(THE EXERCISE): Which lines hold the word "туннелей"? Copy each of them from the material.
>>>>>
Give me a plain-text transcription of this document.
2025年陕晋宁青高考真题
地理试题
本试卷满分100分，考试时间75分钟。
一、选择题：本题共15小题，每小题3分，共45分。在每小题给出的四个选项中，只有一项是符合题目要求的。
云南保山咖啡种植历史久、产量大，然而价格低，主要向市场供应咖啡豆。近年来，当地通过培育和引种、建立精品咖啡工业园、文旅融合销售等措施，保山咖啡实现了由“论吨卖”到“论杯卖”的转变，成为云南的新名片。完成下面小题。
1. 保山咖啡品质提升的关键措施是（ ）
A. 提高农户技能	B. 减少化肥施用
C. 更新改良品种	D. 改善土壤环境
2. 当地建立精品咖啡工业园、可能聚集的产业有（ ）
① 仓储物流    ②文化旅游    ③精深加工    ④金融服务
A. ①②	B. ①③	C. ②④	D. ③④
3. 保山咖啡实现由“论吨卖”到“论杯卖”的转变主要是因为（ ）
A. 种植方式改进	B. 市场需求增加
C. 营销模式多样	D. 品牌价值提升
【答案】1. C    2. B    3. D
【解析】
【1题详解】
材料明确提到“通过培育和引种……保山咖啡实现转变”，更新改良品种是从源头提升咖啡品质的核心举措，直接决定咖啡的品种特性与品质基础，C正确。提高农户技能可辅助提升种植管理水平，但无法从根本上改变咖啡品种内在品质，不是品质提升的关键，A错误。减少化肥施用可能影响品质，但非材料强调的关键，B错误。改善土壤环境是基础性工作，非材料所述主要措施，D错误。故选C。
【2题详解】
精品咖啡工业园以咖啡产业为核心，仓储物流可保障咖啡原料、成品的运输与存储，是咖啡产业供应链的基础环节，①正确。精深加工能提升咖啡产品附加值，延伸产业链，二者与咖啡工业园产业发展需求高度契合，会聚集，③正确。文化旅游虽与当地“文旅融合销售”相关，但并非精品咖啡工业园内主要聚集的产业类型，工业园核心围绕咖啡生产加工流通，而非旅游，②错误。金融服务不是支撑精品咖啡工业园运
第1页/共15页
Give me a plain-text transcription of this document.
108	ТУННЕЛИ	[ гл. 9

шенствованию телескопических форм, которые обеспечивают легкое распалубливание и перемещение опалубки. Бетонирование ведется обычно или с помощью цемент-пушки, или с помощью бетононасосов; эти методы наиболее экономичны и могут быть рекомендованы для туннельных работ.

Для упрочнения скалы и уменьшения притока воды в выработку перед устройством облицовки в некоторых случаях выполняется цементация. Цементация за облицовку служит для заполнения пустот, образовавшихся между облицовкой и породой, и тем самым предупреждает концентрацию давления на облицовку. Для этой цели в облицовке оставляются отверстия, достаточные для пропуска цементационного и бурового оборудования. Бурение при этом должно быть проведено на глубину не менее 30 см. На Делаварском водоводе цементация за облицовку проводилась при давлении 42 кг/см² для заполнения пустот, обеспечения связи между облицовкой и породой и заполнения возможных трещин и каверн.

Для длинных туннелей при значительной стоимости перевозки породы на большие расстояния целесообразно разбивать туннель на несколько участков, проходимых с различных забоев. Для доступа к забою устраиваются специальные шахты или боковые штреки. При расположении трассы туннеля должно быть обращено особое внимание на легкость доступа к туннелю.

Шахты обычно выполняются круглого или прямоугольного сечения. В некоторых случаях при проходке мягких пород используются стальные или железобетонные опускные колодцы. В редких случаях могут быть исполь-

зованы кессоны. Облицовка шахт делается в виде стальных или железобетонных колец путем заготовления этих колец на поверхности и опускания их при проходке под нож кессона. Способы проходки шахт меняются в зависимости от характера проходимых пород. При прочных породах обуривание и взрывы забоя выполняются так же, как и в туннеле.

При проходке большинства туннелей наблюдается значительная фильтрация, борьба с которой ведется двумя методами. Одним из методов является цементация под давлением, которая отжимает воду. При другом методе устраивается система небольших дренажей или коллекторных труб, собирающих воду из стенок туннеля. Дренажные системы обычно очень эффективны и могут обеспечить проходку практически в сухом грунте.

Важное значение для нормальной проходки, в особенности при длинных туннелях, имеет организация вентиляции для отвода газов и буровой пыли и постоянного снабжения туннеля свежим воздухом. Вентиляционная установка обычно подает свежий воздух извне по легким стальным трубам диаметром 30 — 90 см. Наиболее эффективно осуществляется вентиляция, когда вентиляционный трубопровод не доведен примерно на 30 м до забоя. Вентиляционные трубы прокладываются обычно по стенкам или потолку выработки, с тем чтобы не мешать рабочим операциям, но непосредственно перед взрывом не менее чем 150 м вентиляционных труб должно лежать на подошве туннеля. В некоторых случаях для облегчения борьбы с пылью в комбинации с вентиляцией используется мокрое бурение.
<<<<<
(RESULT OF THE TASK):
Для длинных туннелей при значительной стоимости перевозки породы на большие расстояния целесообразно разбивать туннель на несколько участков, проходимых с различных забоев. Для доступа к забою устраиваются специальные шахты или боковые штреки. При расположении трассы туннеля должно быть обращено особое внимание на легкость доступа к туннелю.
При проходке большинства туннелей наблюдается значительная фильтрация, борьба с которой ведется двумя методами. Одним из методов является цементация под давлением, которая отжимает воду. При другом методе устраивается система небольших дренажей или коллекторных труб, собирающих воду из стенок туннеля. Дренажные системы обычно очень эффективны и могут обеспечить проходку практически в сухом грунте.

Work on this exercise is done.